- **Stated task**
Review the lines that follow and copy each one that contains the word "Proyectos".

START Available data

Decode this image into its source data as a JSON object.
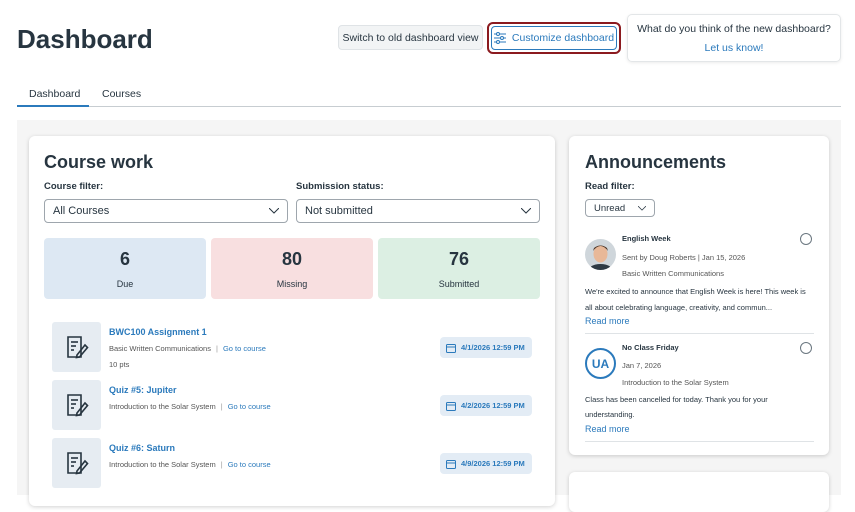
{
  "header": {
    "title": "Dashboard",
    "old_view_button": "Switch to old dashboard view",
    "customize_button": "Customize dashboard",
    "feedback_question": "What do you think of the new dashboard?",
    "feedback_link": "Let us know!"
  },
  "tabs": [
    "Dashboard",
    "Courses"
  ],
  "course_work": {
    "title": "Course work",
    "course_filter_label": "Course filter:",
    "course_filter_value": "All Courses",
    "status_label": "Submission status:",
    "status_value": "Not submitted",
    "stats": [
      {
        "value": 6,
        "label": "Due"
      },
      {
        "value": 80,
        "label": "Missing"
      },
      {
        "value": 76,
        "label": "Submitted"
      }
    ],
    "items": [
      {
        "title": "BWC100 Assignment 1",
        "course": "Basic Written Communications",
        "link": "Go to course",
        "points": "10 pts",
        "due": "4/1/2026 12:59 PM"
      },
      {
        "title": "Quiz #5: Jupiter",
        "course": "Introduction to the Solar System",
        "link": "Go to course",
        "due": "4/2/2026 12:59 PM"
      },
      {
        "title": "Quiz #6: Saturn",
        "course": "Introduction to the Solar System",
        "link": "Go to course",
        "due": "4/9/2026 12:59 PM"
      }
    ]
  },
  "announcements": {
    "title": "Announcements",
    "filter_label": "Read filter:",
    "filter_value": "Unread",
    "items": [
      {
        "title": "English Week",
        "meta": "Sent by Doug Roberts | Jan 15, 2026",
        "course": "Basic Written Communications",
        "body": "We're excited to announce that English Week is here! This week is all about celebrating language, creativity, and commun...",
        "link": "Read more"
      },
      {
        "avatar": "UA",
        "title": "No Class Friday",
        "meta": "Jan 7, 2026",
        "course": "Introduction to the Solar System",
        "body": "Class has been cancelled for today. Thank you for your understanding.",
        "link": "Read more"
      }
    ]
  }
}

END Available data
START Available data

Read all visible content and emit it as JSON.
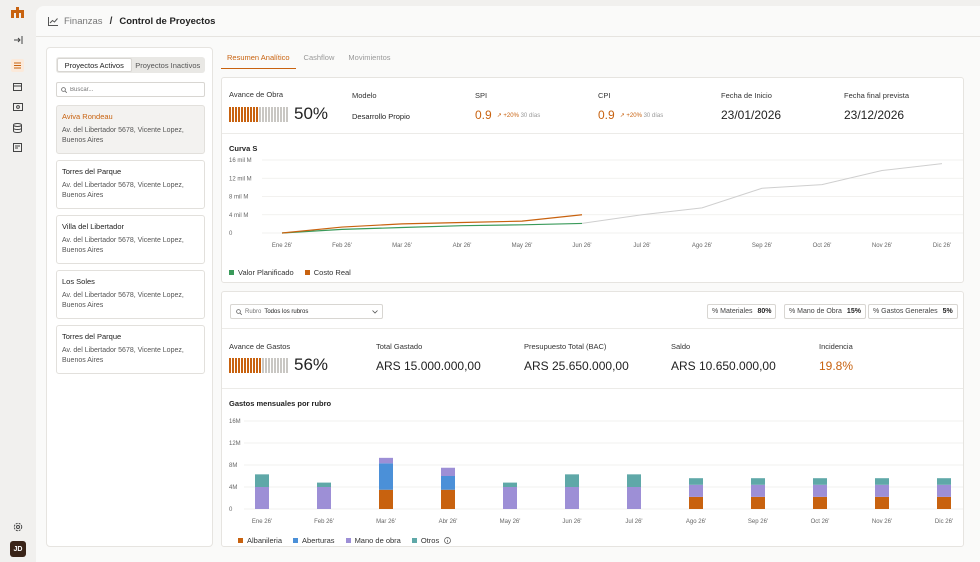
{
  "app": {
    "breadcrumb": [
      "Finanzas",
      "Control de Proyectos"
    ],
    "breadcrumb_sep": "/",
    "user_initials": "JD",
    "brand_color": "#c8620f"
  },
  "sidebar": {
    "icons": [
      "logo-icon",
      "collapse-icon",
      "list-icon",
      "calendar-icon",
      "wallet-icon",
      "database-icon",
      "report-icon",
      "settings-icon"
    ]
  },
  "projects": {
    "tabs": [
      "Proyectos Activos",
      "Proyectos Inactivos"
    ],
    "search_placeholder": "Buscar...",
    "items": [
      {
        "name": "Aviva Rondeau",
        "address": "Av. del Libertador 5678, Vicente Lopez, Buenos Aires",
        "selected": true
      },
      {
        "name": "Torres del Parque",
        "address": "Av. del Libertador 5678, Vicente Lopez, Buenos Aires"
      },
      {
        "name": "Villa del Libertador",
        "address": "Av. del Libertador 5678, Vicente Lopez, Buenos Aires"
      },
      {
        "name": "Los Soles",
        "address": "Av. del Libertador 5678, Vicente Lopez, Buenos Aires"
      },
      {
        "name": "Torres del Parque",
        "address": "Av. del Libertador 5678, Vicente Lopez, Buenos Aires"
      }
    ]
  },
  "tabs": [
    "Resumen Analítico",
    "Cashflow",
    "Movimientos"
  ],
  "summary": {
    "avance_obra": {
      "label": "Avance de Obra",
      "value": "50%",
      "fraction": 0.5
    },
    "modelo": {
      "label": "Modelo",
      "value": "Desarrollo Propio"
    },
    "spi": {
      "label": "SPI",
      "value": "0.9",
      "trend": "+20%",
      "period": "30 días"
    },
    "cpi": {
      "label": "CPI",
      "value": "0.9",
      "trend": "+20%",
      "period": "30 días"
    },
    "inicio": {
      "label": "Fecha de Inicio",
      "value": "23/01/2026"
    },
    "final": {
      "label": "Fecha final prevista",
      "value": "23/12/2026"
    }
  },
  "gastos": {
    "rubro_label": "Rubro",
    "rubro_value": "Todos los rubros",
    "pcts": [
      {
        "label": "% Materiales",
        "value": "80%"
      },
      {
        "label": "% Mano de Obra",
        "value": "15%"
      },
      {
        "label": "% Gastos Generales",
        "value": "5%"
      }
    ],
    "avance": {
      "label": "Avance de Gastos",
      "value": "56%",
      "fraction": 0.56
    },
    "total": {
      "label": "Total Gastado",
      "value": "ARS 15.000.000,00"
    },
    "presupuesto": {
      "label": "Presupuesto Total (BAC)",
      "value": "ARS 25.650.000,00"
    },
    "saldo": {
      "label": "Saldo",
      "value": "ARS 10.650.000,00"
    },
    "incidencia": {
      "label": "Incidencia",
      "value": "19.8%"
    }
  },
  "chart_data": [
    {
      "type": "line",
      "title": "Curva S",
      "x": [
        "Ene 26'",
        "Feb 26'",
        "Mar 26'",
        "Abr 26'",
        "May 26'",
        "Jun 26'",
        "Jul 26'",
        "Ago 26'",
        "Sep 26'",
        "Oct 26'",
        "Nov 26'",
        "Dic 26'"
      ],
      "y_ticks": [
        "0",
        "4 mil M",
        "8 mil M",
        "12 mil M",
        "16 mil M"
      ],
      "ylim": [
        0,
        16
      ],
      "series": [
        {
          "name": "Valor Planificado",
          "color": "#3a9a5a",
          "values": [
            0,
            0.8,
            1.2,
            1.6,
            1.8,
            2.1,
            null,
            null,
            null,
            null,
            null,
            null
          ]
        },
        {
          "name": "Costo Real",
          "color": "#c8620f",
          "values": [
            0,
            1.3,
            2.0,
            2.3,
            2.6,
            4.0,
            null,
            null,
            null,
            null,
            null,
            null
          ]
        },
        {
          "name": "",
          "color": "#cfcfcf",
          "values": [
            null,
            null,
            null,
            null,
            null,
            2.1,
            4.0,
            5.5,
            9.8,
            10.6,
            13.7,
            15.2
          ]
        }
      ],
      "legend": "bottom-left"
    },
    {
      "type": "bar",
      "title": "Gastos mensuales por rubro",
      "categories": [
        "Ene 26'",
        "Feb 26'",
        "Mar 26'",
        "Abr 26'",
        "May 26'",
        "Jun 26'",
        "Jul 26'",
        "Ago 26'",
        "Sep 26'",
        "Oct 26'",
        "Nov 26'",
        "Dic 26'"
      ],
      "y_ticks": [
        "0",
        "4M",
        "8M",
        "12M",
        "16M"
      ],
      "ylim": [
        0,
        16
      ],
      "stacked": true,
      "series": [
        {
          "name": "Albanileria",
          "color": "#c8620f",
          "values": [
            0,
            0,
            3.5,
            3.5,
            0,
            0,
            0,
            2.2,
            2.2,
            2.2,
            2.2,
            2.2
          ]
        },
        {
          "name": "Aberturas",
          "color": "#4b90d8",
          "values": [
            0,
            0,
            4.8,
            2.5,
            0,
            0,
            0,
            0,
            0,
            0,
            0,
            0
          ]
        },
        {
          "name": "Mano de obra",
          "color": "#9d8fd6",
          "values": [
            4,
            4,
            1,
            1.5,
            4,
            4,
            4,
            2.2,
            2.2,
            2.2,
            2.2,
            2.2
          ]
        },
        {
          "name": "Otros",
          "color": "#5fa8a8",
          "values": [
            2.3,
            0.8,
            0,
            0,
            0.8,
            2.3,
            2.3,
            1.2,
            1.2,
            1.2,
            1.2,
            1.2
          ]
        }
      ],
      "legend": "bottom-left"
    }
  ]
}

END Available data

- **Finished exercise**
      "Control de Proyectos"
      "Proyectos Activos",
      "Proyectos Inactivos"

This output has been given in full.